--- Your assignment ---
I would like every record reproduced exactly, with the pictures left out.

===============

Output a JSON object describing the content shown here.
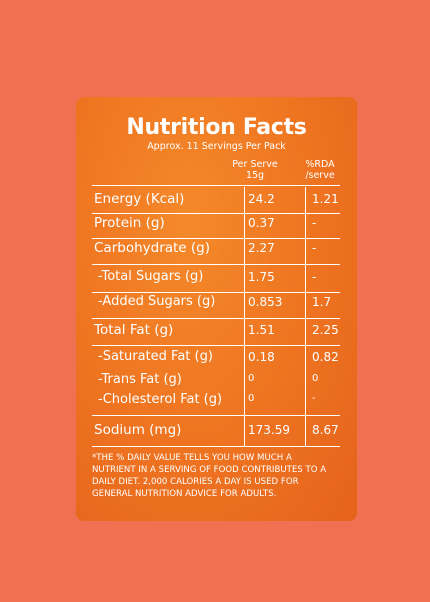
{
  "header": {
    "title": "Nutrition Facts",
    "subtitle": "Approx. 11 Servings Per Pack"
  },
  "columns": [
    [
      "Per Serve",
      "15g"
    ],
    [
      "%RDA",
      "/serve"
    ]
  ],
  "rows": [
    [
      "Energy (Kcal)",
      "24.2",
      "1.21"
    ],
    [
      "Protein (g)",
      "0.37",
      "-"
    ],
    [
      "Carbohydrate (g)",
      "2.27",
      "-"
    ],
    [
      "-Total Sugars (g)",
      "1.75",
      "-"
    ],
    [
      "-Added Sugars (g)",
      "0.853",
      "1.7"
    ],
    [
      "Total Fat (g)",
      "1.51",
      "2.25"
    ],
    [
      "-Saturated Fat (g)",
      "0.18",
      "0.82"
    ],
    [
      "-Trans Fat (g)",
      "0",
      "0"
    ],
    [
      "-Cholesterol Fat (g)",
      "0",
      "-"
    ],
    [
      "Sodium (mg)",
      "173.59",
      "8.67"
    ]
  ],
  "footnote": [
    "*THE % DAILY VALUE TELLS YOU HOW MUCH A",
    "NUTRIENT  IN A SERVING OF FOOD CONTRIBUTES TO A",
    "DAILY DIET. 2,000 CALORIES A DAY IS USED FOR",
    "GENERAL NUTRITION ADVICE FOR ADULTS."
  ]
}
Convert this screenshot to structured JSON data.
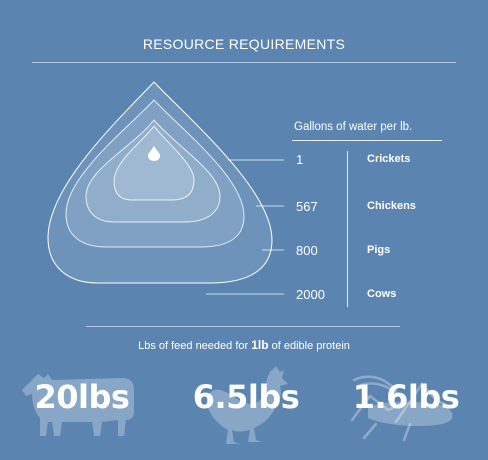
{
  "title": "RESOURCE REQUIREMENTS",
  "water": {
    "header": "Gallons  of water per lb.",
    "rows": [
      {
        "value": "1",
        "animal": "Crickets"
      },
      {
        "value": "567",
        "animal": "Chickens"
      },
      {
        "value": "800",
        "animal": "Pigs"
      },
      {
        "value": "2000",
        "animal": "Cows"
      }
    ],
    "icon": "water-drop-icon"
  },
  "feed": {
    "caption_pre": "Lbs of feed needed for ",
    "caption_bold": "1lb",
    "caption_post": " of edible protein",
    "items": [
      {
        "value": "20lbs",
        "icon": "cow-silhouette-icon"
      },
      {
        "value": "6.5lbs",
        "icon": "chicken-silhouette-icon"
      },
      {
        "value": "1.6lbs",
        "icon": "cricket-silhouette-icon"
      }
    ]
  },
  "colors": {
    "background": "#5b84b1",
    "text": "#ffffff"
  }
}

===============

--- Answer space ---
Output a JSON object describing the content shown here.
{
  "header": {
    "title": "Nutrition Facts",
    "subtitle": "Approx. 11 Servings Per Pack"
  },
  "columns": [
    [
      "Per Serve",
      "15g"
    ],
    [
      "%RDA",
      "/serve"
    ]
  ],
  "rows": [
    [
      "Energy (Kcal)",
      "24.2",
      "1.21"
    ],
    [
      "Protein (g)",
      "0.37",
      "-"
    ],
    [
      "Carbohydrate (g)",
      "2.27",
      "-"
    ],
    [
      "-Total Sugars (g)",
      "1.75",
      "-"
    ],
    [
      "-Added Sugars (g)",
      "0.853",
      "1.7"
    ],
    [
      "Total Fat (g)",
      "1.51",
      "2.25"
    ],
    [
      "-Saturated Fat (g)",
      "0.18",
      "0.82"
    ],
    [
      "-Trans Fat (g)",
      "0",
      "0"
    ],
    [
      "-Cholesterol Fat (g)",
      "0",
      "-"
    ],
    [
      "Sodium (mg)",
      "173.59",
      "8.67"
    ]
  ],
  "footnote": [
    "*THE % DAILY VALUE TELLS YOU HOW MUCH A",
    "NUTRIENT  IN A SERVING OF FOOD CONTRIBUTES TO A",
    "DAILY DIET. 2,000 CALORIES A DAY IS USED FOR",
    "GENERAL NUTRITION ADVICE FOR ADULTS."
  ]
}
Convert this screenshot to structured JSON data.
{
  "title": "RESOURCE REQUIREMENTS",
  "water": {
    "header": "Gallons  of water per lb.",
    "rows": [
      {
        "value": "1",
        "animal": "Crickets"
      },
      {
        "value": "567",
        "animal": "Chickens"
      },
      {
        "value": "800",
        "animal": "Pigs"
      },
      {
        "value": "2000",
        "animal": "Cows"
      }
    ],
    "icon": "water-drop-icon"
  },
  "feed": {
    "caption_pre": "Lbs of feed needed for ",
    "caption_bold": "1lb",
    "caption_post": " of edible protein",
    "items": [
      {
        "value": "20lbs",
        "icon": "cow-silhouette-icon"
      },
      {
        "value": "6.5lbs",
        "icon": "chicken-silhouette-icon"
      },
      {
        "value": "1.6lbs",
        "icon": "cricket-silhouette-icon"
      }
    ]
  },
  "colors": {
    "background": "#5b84b1",
    "text": "#ffffff"
  }
}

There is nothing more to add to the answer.